Problem details: Collect every line in the records below that contains the word "name".
++++++
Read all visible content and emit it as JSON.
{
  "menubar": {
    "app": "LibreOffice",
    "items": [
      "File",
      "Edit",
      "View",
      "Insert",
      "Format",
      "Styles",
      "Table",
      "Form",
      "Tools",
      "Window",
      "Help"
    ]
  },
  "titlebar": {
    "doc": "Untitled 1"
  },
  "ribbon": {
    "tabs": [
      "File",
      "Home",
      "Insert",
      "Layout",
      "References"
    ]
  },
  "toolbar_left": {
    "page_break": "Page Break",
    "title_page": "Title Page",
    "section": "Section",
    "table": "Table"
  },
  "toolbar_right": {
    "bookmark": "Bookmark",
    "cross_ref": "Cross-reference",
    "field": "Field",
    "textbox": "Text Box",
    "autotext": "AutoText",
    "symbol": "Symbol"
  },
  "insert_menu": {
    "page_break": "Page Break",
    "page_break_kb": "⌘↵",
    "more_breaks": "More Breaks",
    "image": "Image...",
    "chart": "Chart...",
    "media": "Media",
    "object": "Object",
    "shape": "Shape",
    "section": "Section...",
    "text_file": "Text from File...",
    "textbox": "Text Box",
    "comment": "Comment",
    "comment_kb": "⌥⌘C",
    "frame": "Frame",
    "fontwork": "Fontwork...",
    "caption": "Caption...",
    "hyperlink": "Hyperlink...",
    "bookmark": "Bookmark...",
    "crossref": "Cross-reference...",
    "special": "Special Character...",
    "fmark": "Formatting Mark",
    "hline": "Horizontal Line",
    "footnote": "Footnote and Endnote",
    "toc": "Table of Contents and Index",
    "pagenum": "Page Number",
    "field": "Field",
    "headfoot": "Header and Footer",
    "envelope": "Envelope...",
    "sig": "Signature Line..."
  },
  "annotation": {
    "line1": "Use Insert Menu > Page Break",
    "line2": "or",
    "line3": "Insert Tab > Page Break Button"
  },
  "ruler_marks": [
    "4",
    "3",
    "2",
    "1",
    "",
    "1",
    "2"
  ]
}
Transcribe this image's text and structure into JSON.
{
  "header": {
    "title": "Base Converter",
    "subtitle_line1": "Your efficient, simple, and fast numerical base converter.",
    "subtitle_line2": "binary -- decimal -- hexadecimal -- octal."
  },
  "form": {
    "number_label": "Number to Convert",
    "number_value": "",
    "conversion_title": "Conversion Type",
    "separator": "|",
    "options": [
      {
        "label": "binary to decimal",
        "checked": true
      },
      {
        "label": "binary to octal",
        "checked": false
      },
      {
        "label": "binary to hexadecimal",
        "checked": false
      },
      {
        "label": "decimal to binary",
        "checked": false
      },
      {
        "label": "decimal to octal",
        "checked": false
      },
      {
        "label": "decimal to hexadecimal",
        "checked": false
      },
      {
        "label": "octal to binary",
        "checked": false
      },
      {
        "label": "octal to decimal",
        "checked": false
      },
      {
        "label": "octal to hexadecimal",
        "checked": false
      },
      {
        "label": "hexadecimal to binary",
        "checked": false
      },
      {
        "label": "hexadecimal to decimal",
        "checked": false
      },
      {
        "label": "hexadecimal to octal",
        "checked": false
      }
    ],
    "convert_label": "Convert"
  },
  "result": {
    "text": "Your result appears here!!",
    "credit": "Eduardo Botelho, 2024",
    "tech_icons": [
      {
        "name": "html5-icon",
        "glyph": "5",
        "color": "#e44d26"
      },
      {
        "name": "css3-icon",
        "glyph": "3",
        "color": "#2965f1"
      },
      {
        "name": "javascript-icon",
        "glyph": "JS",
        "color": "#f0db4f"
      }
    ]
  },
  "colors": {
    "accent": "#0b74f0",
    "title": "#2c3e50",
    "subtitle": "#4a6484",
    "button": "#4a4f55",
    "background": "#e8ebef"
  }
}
++++++
Solution:
        "name": "html5-icon",
        "name": "css3-icon",
        "name": "javascript-icon",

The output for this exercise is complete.